═════ INFORMATION GIVEN ═════
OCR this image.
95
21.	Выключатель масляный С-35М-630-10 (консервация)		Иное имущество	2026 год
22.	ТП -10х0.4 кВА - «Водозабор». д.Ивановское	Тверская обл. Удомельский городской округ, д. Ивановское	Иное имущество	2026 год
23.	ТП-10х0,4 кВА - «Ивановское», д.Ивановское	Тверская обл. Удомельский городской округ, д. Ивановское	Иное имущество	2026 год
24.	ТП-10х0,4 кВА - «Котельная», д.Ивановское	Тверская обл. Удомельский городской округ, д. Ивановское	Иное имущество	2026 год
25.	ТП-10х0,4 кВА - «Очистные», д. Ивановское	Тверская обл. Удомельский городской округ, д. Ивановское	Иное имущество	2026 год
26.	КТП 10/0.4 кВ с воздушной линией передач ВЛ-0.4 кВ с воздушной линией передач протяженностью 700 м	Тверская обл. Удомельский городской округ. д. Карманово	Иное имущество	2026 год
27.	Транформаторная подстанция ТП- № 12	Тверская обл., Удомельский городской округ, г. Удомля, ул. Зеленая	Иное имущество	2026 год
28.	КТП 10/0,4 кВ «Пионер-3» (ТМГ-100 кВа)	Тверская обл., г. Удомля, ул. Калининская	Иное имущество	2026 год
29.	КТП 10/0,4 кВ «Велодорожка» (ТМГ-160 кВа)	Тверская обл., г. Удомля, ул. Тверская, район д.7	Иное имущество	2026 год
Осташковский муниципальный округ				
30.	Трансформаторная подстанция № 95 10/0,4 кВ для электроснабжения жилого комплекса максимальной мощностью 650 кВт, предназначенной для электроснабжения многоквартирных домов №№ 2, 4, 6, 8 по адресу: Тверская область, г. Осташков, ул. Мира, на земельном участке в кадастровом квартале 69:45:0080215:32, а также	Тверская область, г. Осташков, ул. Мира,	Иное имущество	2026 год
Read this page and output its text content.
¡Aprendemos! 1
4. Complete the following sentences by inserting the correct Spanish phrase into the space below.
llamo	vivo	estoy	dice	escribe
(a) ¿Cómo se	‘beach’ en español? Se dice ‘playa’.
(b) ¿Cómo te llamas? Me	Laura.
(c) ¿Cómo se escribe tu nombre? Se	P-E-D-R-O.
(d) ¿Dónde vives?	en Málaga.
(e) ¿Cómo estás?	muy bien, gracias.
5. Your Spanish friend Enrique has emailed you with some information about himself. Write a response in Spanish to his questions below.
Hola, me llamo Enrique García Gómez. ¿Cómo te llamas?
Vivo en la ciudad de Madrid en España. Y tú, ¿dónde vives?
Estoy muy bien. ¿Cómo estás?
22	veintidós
═════
▶ [PROMPT]: Restate each record word for word.

▶ [WRITTEN ANSWER]:
OCR this image.
95
21.	Выключатель масляный С-35М-630-10 (консервация)		Иное имущество	2026 год
22.	ТП -10х0.4 кВА - «Водозабор». д.Ивановское	Тверская обл. Удомельский городской округ, д. Ивановское	Иное имущество	2026 год
23.	ТП-10х0,4 кВА - «Ивановское», д.Ивановское	Тверская обл. Удомельский городской округ, д. Ивановское	Иное имущество	2026 год
24.	ТП-10х0,4 кВА - «Котельная», д.Ивановское	Тверская обл. Удомельский городской округ, д. Ивановское	Иное имущество	2026 год
25.	ТП-10х0,4 кВА - «Очистные», д. Ивановское	Тверская обл. Удомельский городской округ, д. Ивановское	Иное имущество	2026 год
26.	КТП 10/0.4 кВ с воздушной линией передач ВЛ-0.4 кВ с воздушной линией передач протяженностью 700 м	Тверская обл. Удомельский городской округ. д. Карманово	Иное имущество	2026 год
27.	Транформаторная подстанция ТП- № 12	Тверская обл., Удомельский городской округ, г. Удомля, ул. Зеленая	Иное имущество	2026 год
28.	КТП 10/0,4 кВ «Пионер-3» (ТМГ-100 кВа)	Тверская обл., г. Удомля, ул. Калининская	Иное имущество	2026 год
29.	КТП 10/0,4 кВ «Велодорожка» (ТМГ-160 кВа)	Тверская обл., г. Удомля, ул. Тверская, район д.7	Иное имущество	2026 год
Осташковский муниципальный округ				
30.	Трансформаторная подстанция № 95 10/0,4 кВ для электроснабжения жилого комплекса максимальной мощностью 650 кВт, предназначенной для электроснабжения многоквартирных домов №№ 2, 4, 6, 8 по адресу: Тверская область, г. Осташков, ул. Мира, на земельном участке в кадастровом квартале 69:45:0080215:32, а также	Тверская область, г. Осташков, ул. Мира,	Иное имущество	2026 год
Read this page and output its text content.
¡Aprendemos! 1
4. Complete the following sentences by inserting the correct Spanish phrase into the space below.
llamo	vivo	estoy	dice	escribe
(a) ¿Cómo se	‘beach’ en español? Se dice ‘playa’.
(b) ¿Cómo te llamas? Me	Laura.
(c) ¿Cómo se escribe tu nombre? Se	P-E-D-R-O.
(d) ¿Dónde vives?	en Málaga.
(e) ¿Cómo estás?	muy bien, gracias.
5. Your Spanish friend Enrique has emailed you with some information about himself. Write a response in Spanish to his questions below.
Hola, me llamo Enrique García Gómez. ¿Cómo te llamas?
Vivo en la ciudad de Madrid en España. Y tú, ¿dónde vives?
Estoy muy bien. ¿Cómo estás?
22	veintidós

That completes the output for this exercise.